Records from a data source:
-.-.-
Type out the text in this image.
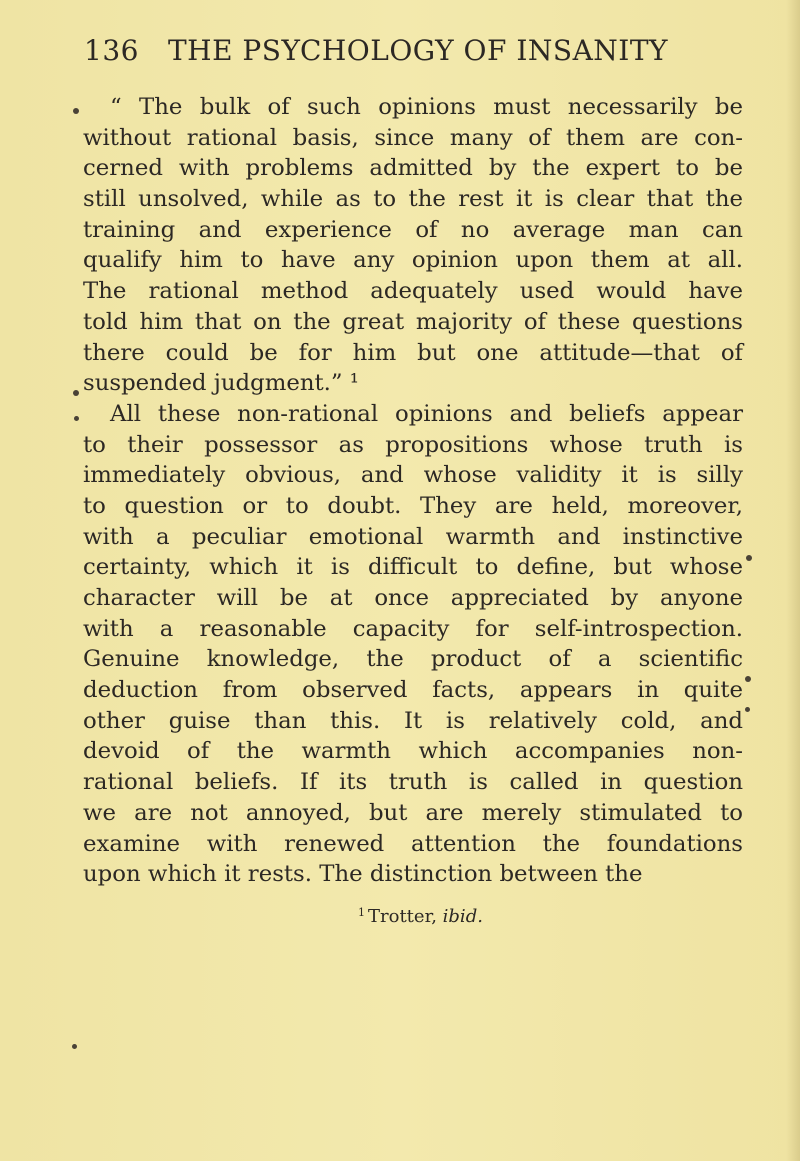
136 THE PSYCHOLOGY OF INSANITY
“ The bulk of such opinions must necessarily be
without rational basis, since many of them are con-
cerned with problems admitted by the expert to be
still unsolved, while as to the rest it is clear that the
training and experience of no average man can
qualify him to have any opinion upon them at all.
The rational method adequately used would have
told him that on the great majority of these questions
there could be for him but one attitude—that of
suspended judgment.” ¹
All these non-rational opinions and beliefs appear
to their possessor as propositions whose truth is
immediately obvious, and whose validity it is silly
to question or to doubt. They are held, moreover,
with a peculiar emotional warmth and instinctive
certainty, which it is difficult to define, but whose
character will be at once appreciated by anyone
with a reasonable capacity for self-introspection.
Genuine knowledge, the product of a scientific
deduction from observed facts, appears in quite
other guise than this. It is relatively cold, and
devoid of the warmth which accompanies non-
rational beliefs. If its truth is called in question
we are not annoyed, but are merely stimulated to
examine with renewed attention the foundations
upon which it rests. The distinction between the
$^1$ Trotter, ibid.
-.-.-
▶ _The request_: Search the listing for the string "have". Copy each line where it turns up.

▶ _Result_:
qualify him to have any opinion upon them at all.
The rational method adequately used would have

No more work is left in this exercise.